# Aim:
Comb the records below for the string "color" and copy each line where it turns up.
## begin Exercise data
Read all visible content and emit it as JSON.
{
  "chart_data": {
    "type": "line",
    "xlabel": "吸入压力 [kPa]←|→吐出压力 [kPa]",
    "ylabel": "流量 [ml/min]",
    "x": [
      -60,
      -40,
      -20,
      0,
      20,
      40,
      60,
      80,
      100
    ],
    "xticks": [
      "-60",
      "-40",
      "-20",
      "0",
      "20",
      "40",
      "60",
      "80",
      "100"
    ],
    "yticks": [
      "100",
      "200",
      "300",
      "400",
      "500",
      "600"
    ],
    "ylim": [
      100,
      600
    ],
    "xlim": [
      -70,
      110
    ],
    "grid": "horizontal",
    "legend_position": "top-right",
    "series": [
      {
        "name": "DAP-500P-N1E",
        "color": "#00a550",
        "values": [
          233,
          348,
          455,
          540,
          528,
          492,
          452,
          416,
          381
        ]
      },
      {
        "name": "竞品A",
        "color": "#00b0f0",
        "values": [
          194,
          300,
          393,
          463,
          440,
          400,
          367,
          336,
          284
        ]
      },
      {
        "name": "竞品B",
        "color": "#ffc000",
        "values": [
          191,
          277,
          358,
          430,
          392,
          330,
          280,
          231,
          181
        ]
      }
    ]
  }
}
## end Exercise data
# Written response:
        "color": "#00a550",
        "color": "#00b0f0",
        "color": "#ffc000",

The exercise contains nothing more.